### Stated problem
Read the data and repeat it in full, exactly.

** start of Given entries **

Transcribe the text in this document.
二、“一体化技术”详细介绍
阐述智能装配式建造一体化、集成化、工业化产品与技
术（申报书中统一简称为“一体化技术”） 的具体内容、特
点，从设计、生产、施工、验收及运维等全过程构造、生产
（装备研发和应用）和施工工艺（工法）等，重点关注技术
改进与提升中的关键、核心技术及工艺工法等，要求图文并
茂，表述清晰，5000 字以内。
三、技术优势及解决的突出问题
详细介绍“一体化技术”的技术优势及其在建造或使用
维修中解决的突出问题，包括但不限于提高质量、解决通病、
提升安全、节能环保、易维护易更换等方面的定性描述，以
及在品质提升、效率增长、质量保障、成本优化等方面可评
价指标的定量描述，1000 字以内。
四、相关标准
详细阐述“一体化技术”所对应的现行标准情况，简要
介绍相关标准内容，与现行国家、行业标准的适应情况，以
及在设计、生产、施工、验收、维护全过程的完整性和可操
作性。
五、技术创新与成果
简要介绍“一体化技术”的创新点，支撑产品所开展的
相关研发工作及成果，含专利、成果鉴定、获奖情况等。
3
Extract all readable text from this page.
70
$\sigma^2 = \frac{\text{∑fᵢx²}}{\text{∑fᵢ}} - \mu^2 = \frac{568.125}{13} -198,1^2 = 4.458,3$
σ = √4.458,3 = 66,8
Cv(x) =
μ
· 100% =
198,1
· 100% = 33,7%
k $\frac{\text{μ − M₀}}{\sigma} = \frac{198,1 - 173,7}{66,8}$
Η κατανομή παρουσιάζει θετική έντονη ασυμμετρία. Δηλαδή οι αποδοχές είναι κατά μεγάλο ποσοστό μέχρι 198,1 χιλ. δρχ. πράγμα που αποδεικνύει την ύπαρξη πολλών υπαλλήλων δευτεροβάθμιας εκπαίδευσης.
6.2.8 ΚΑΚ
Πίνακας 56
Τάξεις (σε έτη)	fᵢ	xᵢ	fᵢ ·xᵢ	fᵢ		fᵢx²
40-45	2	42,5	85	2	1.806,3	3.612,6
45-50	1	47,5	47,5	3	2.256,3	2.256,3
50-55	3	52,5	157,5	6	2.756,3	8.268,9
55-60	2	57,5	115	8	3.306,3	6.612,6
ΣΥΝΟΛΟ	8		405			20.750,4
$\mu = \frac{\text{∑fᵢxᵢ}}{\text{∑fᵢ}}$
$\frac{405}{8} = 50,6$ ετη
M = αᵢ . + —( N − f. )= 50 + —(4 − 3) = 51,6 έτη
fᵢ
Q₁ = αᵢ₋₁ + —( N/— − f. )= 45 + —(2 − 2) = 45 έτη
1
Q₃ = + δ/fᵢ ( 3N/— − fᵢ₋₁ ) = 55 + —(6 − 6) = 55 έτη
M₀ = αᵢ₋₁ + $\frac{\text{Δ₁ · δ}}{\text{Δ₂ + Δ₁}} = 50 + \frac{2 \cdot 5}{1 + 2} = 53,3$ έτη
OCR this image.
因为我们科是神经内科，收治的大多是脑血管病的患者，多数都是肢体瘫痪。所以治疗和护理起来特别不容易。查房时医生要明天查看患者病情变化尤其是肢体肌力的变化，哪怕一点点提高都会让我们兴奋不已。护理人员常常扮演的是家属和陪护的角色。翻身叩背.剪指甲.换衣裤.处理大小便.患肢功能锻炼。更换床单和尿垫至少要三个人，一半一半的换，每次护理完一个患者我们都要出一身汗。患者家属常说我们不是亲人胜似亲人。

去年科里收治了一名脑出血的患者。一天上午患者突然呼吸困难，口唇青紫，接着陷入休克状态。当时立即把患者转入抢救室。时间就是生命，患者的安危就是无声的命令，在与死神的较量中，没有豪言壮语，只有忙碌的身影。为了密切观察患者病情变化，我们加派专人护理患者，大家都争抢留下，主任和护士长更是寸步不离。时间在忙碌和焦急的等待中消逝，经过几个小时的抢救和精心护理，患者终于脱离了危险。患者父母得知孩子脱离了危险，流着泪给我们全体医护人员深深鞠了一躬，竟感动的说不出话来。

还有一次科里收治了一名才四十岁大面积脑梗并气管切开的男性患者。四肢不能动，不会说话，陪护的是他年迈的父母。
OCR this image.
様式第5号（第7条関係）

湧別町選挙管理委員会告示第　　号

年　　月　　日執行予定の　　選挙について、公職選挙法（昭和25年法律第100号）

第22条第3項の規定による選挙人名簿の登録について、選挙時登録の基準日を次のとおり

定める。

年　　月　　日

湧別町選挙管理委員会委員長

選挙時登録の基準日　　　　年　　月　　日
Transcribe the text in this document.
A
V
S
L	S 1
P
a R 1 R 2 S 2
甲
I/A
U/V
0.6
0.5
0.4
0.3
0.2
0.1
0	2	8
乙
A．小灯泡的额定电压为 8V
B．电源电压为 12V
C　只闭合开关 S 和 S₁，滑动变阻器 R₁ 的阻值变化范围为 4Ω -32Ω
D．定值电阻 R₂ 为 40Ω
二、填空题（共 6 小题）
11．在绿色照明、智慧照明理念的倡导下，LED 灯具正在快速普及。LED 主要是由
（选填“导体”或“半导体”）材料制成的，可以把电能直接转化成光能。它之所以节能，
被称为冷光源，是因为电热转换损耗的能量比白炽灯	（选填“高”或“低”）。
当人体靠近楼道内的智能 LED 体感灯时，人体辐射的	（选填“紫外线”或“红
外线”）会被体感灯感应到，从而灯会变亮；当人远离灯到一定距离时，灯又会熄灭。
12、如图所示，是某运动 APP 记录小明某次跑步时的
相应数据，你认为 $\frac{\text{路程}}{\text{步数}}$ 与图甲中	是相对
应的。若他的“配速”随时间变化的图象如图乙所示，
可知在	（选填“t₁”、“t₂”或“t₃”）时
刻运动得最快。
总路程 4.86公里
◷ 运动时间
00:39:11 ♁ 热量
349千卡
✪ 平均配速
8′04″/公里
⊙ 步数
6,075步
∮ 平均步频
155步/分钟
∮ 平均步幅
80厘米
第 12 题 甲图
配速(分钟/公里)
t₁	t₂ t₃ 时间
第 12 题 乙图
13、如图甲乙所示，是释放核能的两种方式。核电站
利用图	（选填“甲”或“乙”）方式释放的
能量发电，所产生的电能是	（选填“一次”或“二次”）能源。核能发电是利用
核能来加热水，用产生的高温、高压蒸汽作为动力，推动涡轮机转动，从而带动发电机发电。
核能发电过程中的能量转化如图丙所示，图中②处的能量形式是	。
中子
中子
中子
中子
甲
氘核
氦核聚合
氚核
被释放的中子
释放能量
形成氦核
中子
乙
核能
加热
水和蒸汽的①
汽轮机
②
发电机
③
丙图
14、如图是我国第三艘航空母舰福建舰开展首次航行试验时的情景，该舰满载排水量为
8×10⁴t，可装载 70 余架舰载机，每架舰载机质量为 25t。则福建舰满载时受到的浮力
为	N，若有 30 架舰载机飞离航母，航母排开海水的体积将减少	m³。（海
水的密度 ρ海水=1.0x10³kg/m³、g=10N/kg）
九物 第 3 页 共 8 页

** end of Given entries **

### The result
Transcribe the text in this document.
二、“一体化技术”详细介绍
阐述智能装配式建造一体化、集成化、工业化产品与技
术（申报书中统一简称为“一体化技术”） 的具体内容、特
点，从设计、生产、施工、验收及运维等全过程构造、生产
（装备研发和应用）和施工工艺（工法）等，重点关注技术
改进与提升中的关键、核心技术及工艺工法等，要求图文并
茂，表述清晰，5000 字以内。
三、技术优势及解决的突出问题
详细介绍“一体化技术”的技术优势及其在建造或使用
维修中解决的突出问题，包括但不限于提高质量、解决通病、
提升安全、节能环保、易维护易更换等方面的定性描述，以
及在品质提升、效率增长、质量保障、成本优化等方面可评
价指标的定量描述，1000 字以内。
四、相关标准
详细阐述“一体化技术”所对应的现行标准情况，简要
介绍相关标准内容，与现行国家、行业标准的适应情况，以
及在设计、生产、施工、验收、维护全过程的完整性和可操
作性。
五、技术创新与成果
简要介绍“一体化技术”的创新点，支撑产品所开展的
相关研发工作及成果，含专利、成果鉴定、获奖情况等。
3
Extract all readable text from this page.
70
$\sigma^2 = \frac{\text{∑fᵢx²}}{\text{∑fᵢ}} - \mu^2 = \frac{568.125}{13} -198,1^2 = 4.458,3$
σ = √4.458,3 = 66,8
Cv(x) =
μ
· 100% =
198,1
· 100% = 33,7%
k $\frac{\text{μ − M₀}}{\sigma} = \frac{198,1 - 173,7}{66,8}$
Η κατανομή παρουσιάζει θετική έντονη ασυμμετρία. Δηλαδή οι αποδοχές είναι κατά μεγάλο ποσοστό μέχρι 198,1 χιλ. δρχ. πράγμα που αποδεικνύει την ύπαρξη πολλών υπαλλήλων δευτεροβάθμιας εκπαίδευσης.
6.2.8 ΚΑΚ
Πίνακας 56
Τάξεις (σε έτη)	fᵢ	xᵢ	fᵢ ·xᵢ	fᵢ		fᵢx²
40-45	2	42,5	85	2	1.806,3	3.612,6
45-50	1	47,5	47,5	3	2.256,3	2.256,3
50-55	3	52,5	157,5	6	2.756,3	8.268,9
55-60	2	57,5	115	8	3.306,3	6.612,6
ΣΥΝΟΛΟ	8		405			20.750,4
$\mu = \frac{\text{∑fᵢxᵢ}}{\text{∑fᵢ}}$
$\frac{405}{8} = 50,6$ ετη
M = αᵢ . + —( N − f. )= 50 + —(4 − 3) = 51,6 έτη
fᵢ
Q₁ = αᵢ₋₁ + —( N/— − f. )= 45 + —(2 − 2) = 45 έτη
1
Q₃ = + δ/fᵢ ( 3N/— − fᵢ₋₁ ) = 55 + —(6 − 6) = 55 έτη
M₀ = αᵢ₋₁ + $\frac{\text{Δ₁ · δ}}{\text{Δ₂ + Δ₁}} = 50 + \frac{2 \cdot 5}{1 + 2} = 53,3$ έτη
OCR this image.
因为我们科是神经内科，收治的大多是脑血管病的患者，多数都是肢体瘫痪。所以治疗和护理起来特别不容易。查房时医生要明天查看患者病情变化尤其是肢体肌力的变化，哪怕一点点提高都会让我们兴奋不已。护理人员常常扮演的是家属和陪护的角色。翻身叩背.剪指甲.换衣裤.处理大小便.患肢功能锻炼。更换床单和尿垫至少要三个人，一半一半的换，每次护理完一个患者我们都要出一身汗。患者家属常说我们不是亲人胜似亲人。

去年科里收治了一名脑出血的患者。一天上午患者突然呼吸困难，口唇青紫，接着陷入休克状态。当时立即把患者转入抢救室。时间就是生命，患者的安危就是无声的命令，在与死神的较量中，没有豪言壮语，只有忙碌的身影。为了密切观察患者病情变化，我们加派专人护理患者，大家都争抢留下，主任和护士长更是寸步不离。时间在忙碌和焦急的等待中消逝，经过几个小时的抢救和精心护理，患者终于脱离了危险。患者父母得知孩子脱离了危险，流着泪给我们全体医护人员深深鞠了一躬，竟感动的说不出话来。

还有一次科里收治了一名才四十岁大面积脑梗并气管切开的男性患者。四肢不能动，不会说话，陪护的是他年迈的父母。
OCR this image.
様式第5号（第7条関係）

湧別町選挙管理委員会告示第　　号

年　　月　　日執行予定の　　選挙について、公職選挙法（昭和25年法律第100号）

第22条第3項の規定による選挙人名簿の登録について、選挙時登録の基準日を次のとおり

定める。

年　　月　　日

湧別町選挙管理委員会委員長

選挙時登録の基準日　　　　年　　月　　日
Transcribe the text in this document.
A
V
S
L	S 1
P
a R 1 R 2 S 2
甲
I/A
U/V
0.6
0.5
0.4
0.3
0.2
0.1
0	2	8
乙
A．小灯泡的额定电压为 8V
B．电源电压为 12V
C　只闭合开关 S 和 S₁，滑动变阻器 R₁ 的阻值变化范围为 4Ω -32Ω
D．定值电阻 R₂ 为 40Ω
二、填空题（共 6 小题）
11．在绿色照明、智慧照明理念的倡导下，LED 灯具正在快速普及。LED 主要是由
（选填“导体”或“半导体”）材料制成的，可以把电能直接转化成光能。它之所以节能，
被称为冷光源，是因为电热转换损耗的能量比白炽灯	（选填“高”或“低”）。
当人体靠近楼道内的智能 LED 体感灯时，人体辐射的	（选填“紫外线”或“红
外线”）会被体感灯感应到，从而灯会变亮；当人远离灯到一定距离时，灯又会熄灭。
12、如图所示，是某运动 APP 记录小明某次跑步时的
相应数据，你认为 $\frac{\text{路程}}{\text{步数}}$ 与图甲中	是相对
应的。若他的“配速”随时间变化的图象如图乙所示，
可知在	（选填“t₁”、“t₂”或“t₃”）时
刻运动得最快。
总路程 4.86公里
◷ 运动时间
00:39:11 ♁ 热量
349千卡
✪ 平均配速
8′04″/公里
⊙ 步数
6,075步
∮ 平均步频
155步/分钟
∮ 平均步幅
80厘米
第 12 题 甲图
配速(分钟/公里)
t₁	t₂ t₃ 时间
第 12 题 乙图
13、如图甲乙所示，是释放核能的两种方式。核电站
利用图	（选填“甲”或“乙”）方式释放的
能量发电，所产生的电能是	（选填“一次”或“二次”）能源。核能发电是利用
核能来加热水，用产生的高温、高压蒸汽作为动力，推动涡轮机转动，从而带动发电机发电。
核能发电过程中的能量转化如图丙所示，图中②处的能量形式是	。
中子
中子
中子
中子
甲
氘核
氦核聚合
氚核
被释放的中子
释放能量
形成氦核
中子
乙
核能
加热
水和蒸汽的①
汽轮机
②
发电机
③
丙图
14、如图是我国第三艘航空母舰福建舰开展首次航行试验时的情景，该舰满载排水量为
8×10⁴t，可装载 70 余架舰载机，每架舰载机质量为 25t。则福建舰满载时受到的浮力
为	N，若有 30 架舰载机飞离航母，航母排开海水的体积将减少	m³。（海
水的密度 ρ海水=1.0x10³kg/m³、g=10N/kg）
九物 第 3 页 共 8 页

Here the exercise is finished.